(Stored entries)
☆ ☆ ☆ ☆

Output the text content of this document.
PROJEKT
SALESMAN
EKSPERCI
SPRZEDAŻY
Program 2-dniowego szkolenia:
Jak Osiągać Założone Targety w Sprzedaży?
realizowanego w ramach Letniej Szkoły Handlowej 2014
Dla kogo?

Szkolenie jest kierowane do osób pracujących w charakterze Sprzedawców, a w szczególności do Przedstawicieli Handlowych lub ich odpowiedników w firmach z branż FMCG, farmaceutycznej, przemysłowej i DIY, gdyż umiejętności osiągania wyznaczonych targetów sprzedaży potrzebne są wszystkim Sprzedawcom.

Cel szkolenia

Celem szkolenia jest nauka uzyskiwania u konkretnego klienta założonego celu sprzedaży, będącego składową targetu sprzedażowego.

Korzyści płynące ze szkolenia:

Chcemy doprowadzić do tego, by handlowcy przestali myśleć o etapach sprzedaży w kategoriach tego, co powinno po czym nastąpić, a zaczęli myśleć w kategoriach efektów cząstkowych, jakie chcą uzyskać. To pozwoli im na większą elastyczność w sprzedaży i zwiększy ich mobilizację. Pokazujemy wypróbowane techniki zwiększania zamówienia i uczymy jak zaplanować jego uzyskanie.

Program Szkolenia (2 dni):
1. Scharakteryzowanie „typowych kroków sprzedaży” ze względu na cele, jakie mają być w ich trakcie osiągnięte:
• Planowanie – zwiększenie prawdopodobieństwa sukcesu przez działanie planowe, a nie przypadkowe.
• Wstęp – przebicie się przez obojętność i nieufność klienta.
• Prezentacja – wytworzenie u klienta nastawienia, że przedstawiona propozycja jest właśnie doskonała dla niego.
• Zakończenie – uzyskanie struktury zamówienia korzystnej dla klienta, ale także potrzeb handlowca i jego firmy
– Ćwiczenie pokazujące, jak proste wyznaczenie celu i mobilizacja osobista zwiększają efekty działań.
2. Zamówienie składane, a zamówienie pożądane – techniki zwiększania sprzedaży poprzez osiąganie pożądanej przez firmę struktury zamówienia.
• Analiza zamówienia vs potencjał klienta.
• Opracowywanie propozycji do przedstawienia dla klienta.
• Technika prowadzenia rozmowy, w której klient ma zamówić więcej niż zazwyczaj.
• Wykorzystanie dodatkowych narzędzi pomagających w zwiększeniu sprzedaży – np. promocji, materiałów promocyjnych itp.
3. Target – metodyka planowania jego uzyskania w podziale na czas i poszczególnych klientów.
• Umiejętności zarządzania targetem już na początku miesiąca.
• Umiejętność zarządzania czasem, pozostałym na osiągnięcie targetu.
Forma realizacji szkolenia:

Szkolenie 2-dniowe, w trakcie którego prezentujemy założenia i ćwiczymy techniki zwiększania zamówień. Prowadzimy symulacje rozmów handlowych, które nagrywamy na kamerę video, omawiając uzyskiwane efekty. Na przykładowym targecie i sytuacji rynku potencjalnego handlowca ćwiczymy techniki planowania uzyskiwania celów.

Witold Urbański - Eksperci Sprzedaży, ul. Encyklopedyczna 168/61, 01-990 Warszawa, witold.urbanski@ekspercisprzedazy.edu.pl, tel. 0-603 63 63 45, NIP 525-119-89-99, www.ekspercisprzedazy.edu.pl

☆ ☆ ☆ ☆

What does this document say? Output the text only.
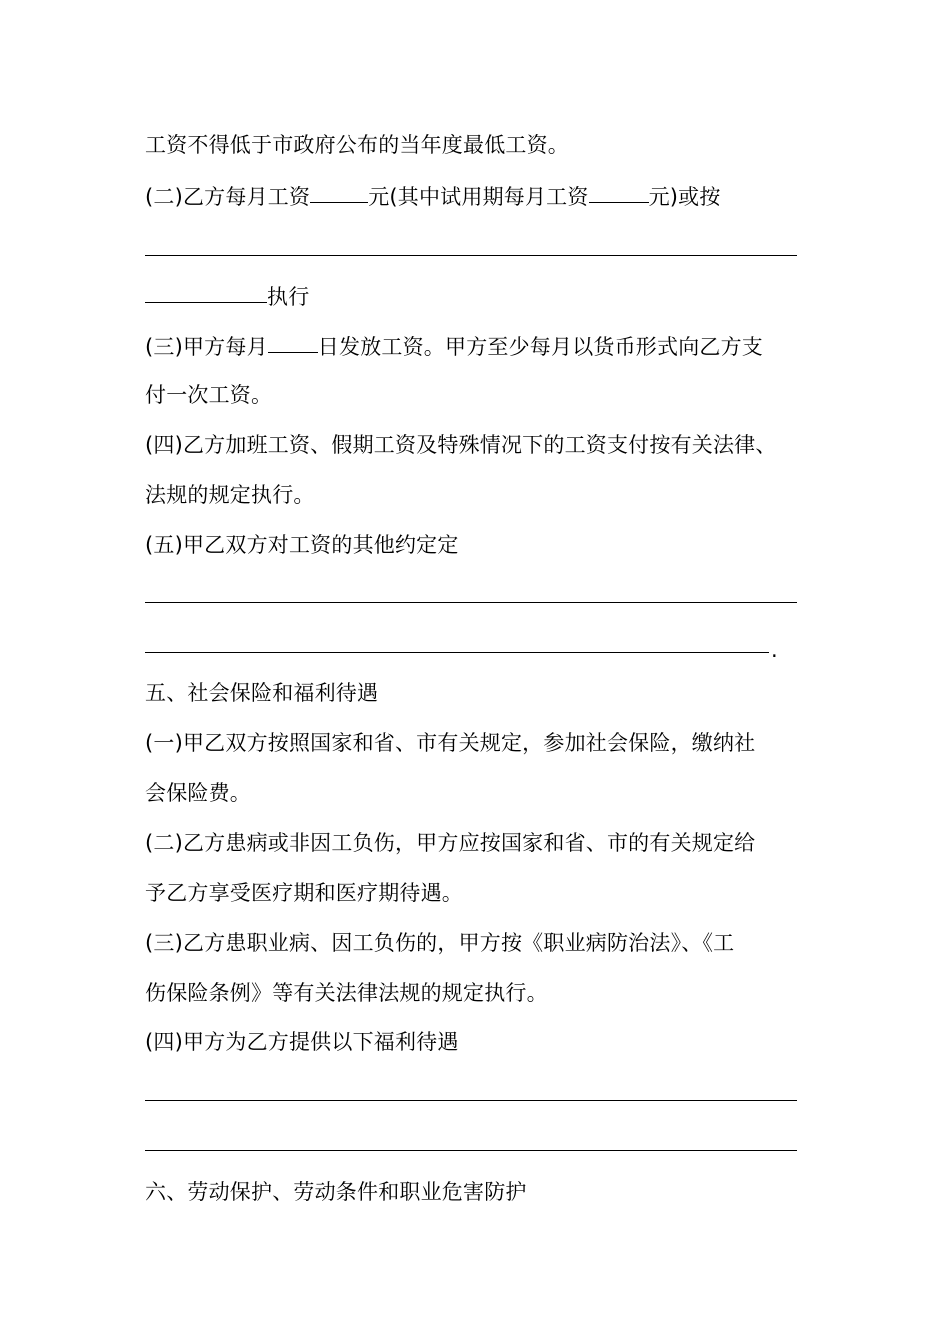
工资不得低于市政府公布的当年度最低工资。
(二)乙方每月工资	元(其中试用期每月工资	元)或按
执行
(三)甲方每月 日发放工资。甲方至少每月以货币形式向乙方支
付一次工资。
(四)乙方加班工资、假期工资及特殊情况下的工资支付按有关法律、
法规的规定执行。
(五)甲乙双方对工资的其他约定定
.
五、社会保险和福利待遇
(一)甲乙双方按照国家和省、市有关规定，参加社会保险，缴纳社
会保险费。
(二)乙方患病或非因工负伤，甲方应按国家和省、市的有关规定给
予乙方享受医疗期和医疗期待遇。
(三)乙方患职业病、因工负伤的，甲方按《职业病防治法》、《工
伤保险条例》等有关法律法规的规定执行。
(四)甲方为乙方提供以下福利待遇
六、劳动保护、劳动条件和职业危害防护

☆ ☆ ☆ ☆

Requirements -
Find the lines holding "planowania" and list every one.

Task response -
3. Target – metodyka planowania jego uzyskania w podziale na czas i poszczególnych klientów.
Szkolenie 2-dniowe, w trakcie którego prezentujemy założenia i ćwiczymy techniki zwiększania zamówień. Prowadzimy symulacje rozmów handlowych, które nagrywamy na kamerę video, omawiając uzyskiwane efekty. Na przykładowym targecie i sytuacji rynku potencjalnego handlowca ćwiczymy techniki planowania uzyskiwania celów.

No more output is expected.